### WORK TO DO
In the records below, find each line containing the word "Descargas" and copy it.

### ITEMS

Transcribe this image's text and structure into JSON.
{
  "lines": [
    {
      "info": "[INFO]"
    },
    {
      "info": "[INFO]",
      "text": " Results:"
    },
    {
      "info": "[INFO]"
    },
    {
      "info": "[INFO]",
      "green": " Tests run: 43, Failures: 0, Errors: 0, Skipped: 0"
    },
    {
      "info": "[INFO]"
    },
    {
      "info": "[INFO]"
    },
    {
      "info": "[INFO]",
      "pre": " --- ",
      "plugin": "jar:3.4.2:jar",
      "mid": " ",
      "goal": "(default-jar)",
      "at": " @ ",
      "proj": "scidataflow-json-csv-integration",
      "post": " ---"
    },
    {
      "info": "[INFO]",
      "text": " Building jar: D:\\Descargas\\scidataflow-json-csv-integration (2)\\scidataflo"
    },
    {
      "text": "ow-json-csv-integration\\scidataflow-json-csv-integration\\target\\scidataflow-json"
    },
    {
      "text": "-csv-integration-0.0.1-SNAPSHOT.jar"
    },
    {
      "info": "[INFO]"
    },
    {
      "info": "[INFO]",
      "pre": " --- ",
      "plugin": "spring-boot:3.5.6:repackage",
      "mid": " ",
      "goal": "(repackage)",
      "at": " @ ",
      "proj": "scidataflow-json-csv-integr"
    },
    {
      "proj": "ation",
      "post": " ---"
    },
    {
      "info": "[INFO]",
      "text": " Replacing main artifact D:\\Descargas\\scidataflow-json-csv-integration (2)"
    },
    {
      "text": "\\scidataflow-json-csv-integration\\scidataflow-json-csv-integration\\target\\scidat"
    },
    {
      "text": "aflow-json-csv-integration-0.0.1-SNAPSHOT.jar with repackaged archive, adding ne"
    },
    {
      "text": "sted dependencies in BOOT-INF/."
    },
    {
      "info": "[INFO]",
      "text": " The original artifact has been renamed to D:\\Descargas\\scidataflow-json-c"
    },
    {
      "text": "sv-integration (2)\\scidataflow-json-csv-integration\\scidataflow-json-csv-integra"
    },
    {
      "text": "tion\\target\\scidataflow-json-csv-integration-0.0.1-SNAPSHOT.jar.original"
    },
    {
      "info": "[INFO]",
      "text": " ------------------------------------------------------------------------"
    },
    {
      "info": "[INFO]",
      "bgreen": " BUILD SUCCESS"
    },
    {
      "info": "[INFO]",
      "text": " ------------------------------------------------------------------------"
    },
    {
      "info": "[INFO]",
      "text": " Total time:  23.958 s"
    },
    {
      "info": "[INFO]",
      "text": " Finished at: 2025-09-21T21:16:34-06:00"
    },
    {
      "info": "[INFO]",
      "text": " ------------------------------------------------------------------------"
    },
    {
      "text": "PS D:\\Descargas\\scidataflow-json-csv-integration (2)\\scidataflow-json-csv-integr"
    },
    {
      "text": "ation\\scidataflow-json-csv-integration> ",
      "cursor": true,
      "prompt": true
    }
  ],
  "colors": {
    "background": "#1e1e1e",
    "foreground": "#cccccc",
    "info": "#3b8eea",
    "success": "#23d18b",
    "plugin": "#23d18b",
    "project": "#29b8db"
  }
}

### REPLY TO THE EXERCISE
      "text": " Building jar: D:\\Descargas\\scidataflow-json-csv-integration (2)\\scidataflo"
      "text": " Replacing main artifact D:\\Descargas\\scidataflow-json-csv-integration (2)"
      "text": " The original artifact has been renamed to D:\\Descargas\\scidataflow-json-c"
      "text": "PS D:\\Descargas\\scidataflow-json-csv-integration (2)\\scidataflow-json-csv-integr"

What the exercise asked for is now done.